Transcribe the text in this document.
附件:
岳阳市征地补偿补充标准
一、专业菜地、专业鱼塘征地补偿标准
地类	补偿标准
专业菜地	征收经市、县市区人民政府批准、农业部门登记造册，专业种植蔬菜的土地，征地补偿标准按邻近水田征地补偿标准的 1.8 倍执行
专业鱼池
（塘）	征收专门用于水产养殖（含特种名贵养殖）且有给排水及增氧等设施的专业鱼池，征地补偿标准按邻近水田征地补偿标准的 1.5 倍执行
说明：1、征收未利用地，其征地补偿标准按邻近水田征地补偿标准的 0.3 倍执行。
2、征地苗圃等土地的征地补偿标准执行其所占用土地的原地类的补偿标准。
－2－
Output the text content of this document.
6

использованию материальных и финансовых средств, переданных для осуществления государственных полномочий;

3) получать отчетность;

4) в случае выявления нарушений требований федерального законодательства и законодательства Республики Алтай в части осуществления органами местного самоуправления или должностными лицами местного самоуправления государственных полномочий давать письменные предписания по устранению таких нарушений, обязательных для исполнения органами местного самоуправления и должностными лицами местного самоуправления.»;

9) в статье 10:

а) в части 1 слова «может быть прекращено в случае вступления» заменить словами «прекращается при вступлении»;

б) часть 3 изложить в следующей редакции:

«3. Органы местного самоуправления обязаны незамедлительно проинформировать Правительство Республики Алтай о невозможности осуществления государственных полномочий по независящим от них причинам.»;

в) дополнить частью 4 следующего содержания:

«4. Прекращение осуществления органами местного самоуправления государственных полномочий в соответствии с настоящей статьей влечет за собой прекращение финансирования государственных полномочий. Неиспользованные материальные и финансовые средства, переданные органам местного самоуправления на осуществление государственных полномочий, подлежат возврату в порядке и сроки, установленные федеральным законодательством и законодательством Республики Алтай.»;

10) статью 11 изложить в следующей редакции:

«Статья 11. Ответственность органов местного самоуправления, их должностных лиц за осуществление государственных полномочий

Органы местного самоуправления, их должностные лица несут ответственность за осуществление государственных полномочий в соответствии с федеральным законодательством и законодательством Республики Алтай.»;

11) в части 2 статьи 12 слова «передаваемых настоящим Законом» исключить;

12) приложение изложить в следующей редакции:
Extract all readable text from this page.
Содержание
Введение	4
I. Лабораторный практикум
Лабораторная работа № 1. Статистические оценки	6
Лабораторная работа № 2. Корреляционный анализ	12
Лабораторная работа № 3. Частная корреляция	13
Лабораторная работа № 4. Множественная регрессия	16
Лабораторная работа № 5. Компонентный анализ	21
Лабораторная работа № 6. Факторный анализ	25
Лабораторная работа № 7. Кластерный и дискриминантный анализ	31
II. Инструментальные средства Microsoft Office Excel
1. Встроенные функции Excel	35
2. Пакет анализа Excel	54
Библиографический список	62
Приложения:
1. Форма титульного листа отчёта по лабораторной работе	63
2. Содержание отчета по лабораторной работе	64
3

══════

- _Exercise aim_:
Each entry above needs to be retyped exactly.

- _Reply to the task_:
Transcribe the text in this document.
附件:
岳阳市征地补偿补充标准
一、专业菜地、专业鱼塘征地补偿标准
地类	补偿标准
专业菜地	征收经市、县市区人民政府批准、农业部门登记造册，专业种植蔬菜的土地，征地补偿标准按邻近水田征地补偿标准的 1.8 倍执行
专业鱼池
（塘）	征收专门用于水产养殖（含特种名贵养殖）且有给排水及增氧等设施的专业鱼池，征地补偿标准按邻近水田征地补偿标准的 1.5 倍执行
说明：1、征收未利用地，其征地补偿标准按邻近水田征地补偿标准的 0.3 倍执行。
2、征地苗圃等土地的征地补偿标准执行其所占用土地的原地类的补偿标准。
－2－
Output the text content of this document.
6

использованию материальных и финансовых средств, переданных для осуществления государственных полномочий;

3) получать отчетность;

4) в случае выявления нарушений требований федерального законодательства и законодательства Республики Алтай в части осуществления органами местного самоуправления или должностными лицами местного самоуправления государственных полномочий давать письменные предписания по устранению таких нарушений, обязательных для исполнения органами местного самоуправления и должностными лицами местного самоуправления.»;

9) в статье 10:

а) в части 1 слова «может быть прекращено в случае вступления» заменить словами «прекращается при вступлении»;

б) часть 3 изложить в следующей редакции:

«3. Органы местного самоуправления обязаны незамедлительно проинформировать Правительство Республики Алтай о невозможности осуществления государственных полномочий по независящим от них причинам.»;

в) дополнить частью 4 следующего содержания:

«4. Прекращение осуществления органами местного самоуправления государственных полномочий в соответствии с настоящей статьей влечет за собой прекращение финансирования государственных полномочий. Неиспользованные материальные и финансовые средства, переданные органам местного самоуправления на осуществление государственных полномочий, подлежат возврату в порядке и сроки, установленные федеральным законодательством и законодательством Республики Алтай.»;

10) статью 11 изложить в следующей редакции:

«Статья 11. Ответственность органов местного самоуправления, их должностных лиц за осуществление государственных полномочий

Органы местного самоуправления, их должностные лица несут ответственность за осуществление государственных полномочий в соответствии с федеральным законодательством и законодательством Республики Алтай.»;

11) в части 2 статьи 12 слова «передаваемых настоящим Законом» исключить;

12) приложение изложить в следующей редакции:
Extract all readable text from this page.
Содержание
Введение	4
I. Лабораторный практикум
Лабораторная работа № 1. Статистические оценки	6
Лабораторная работа № 2. Корреляционный анализ	12
Лабораторная работа № 3. Частная корреляция	13
Лабораторная работа № 4. Множественная регрессия	16
Лабораторная работа № 5. Компонентный анализ	21
Лабораторная работа № 6. Факторный анализ	25
Лабораторная работа № 7. Кластерный и дискриминантный анализ	31
II. Инструментальные средства Microsoft Office Excel
1. Встроенные функции Excel	35
2. Пакет анализа Excel	54
Библиографический список	62
Приложения:
1. Форма титульного листа отчёта по лабораторной работе	63
2. Содержание отчета по лабораторной работе	64
3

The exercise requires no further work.